16 de dez. de 2009

"Custo Dilma" exigiu aumento de gastos, diz Biasoto

Valor Econômico - Sergio Lamucci e João Villaverde, de São Paulo

A forte aceleração dos gastos correntes do governo federal se deve ao "custo Dilma", diz o diretor-executivo da Fundação do Desenvolvimento Administrativo (Fundap) de São Paulo, Geraldo Biasoto Jr., em referência, claro, à ministra-chefe da Casa Civil, Dilma Rousseff, provável candidata do PT à sucessão do presidente Luiz Inácio Lula da Silva. "O governo tem de carregar uma candidata fraca. Tudo que está acontecendo hoje não aconteceu no resto do governo Lula", avalia Biasoto, para quem a expansão fiscal mais forte começou a partir do fim de 2007.

Economista próximo ao governador José Serra (PSDB), com quem trabalhou no Senado, no Ministério da Saúde, na prefeitura de São Paulo e agora no governo paulista, e professor licenciado da Unicamp, Biasoto diz que o aumento de despesas correntes (pessoal, aposentadoria, custeio da máquina, programas como o Bolsa Família) tira espaço para a elevação do investimento público, fundamental para que o país possa crescer a taxa elevadas, sem esbarrar em gargalos de infraestrutura. "Essa carga de gasto corrente impede o aumento do investimento", afirma Biasoto. Para ele, não é saudável que uma economia tão débil do ponto de vista da infraestrutura como a brasileira cresça a taxas expressivas.

"É preciso preparar o país para crescer", diz Biasoto, para quem será inevitável promover em 2011, primeiro ano do próximo governo, um ajuste na atual política fiscal expansionista. O problema é que a tarefa terá um ônus maior, dada a inércia provocada pela contratação de despesas correntes tão elevadas.

====

=== Conjunto de exercícios ===
**a.** Segundo o trecho sobre o "custo Dilma", por que o ajuste fiscal previsto para 2011 terá um ônus maior? Responda em uma a três frases.
**b.** Transcreva do trecho sobre o "custo Dilma" a passagem que começa em "Valor Econômico - Sergio" e segue até "fim de 2007.".

====

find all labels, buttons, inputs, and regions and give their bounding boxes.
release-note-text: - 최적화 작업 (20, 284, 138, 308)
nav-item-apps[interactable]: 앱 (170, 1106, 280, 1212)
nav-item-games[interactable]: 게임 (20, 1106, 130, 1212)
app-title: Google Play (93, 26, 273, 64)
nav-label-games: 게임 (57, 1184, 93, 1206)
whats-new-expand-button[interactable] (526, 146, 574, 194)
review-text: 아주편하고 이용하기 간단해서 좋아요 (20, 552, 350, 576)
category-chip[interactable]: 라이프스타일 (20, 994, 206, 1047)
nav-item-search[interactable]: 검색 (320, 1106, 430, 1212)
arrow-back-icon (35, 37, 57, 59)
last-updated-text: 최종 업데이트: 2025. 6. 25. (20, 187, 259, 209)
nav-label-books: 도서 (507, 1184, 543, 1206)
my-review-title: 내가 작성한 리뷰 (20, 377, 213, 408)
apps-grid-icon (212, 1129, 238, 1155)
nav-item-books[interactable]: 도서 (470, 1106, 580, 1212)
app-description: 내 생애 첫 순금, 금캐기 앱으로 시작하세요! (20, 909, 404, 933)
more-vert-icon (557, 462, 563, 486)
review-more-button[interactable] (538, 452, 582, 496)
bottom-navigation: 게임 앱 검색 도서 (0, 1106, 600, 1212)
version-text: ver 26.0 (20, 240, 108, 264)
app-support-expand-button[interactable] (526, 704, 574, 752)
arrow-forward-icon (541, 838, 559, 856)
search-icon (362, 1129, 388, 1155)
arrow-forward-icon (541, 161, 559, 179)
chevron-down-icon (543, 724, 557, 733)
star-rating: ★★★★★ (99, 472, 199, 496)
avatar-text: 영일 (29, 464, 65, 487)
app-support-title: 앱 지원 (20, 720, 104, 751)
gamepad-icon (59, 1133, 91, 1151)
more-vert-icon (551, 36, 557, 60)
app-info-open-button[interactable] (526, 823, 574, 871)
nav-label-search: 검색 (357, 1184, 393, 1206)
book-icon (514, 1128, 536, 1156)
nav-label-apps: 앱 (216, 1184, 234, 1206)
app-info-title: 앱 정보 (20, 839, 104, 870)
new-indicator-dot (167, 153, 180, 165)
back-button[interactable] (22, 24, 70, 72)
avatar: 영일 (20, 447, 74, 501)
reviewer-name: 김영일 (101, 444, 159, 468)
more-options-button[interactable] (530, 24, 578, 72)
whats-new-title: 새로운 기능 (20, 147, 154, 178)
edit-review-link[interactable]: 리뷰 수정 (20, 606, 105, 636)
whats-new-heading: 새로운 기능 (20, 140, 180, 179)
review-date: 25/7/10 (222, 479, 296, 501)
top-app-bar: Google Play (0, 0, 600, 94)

====

=== Resultados finais ===
**a.** De acordo com o trecho, o ajuste terá um ônus maior devido à inércia provocada pela contratação de despesas correntes tão elevadas.

**b.**
Valor Econômico - Sergio Lamucci e João Villaverde, de São Paulo

A forte aceleração dos gastos correntes do governo federal se deve ao "custo Dilma", diz o diretor-executivo da Fundação do Desenvolvimento Administrativo (Fundap) de São Paulo, Geraldo Biasoto Jr., em referência, claro, à ministra-chefe da Casa Civil, Dilma Rousseff, provável candidata do PT à sucessão do presidente Luiz Inácio Lula da Silva. "O governo tem de carregar uma candidata fraca. Tudo que está acontecendo hoje não aconteceu no resto do governo Lula", avalia Biasoto, para quem a expansão fiscal mais forte começou a partir do fim de 2007.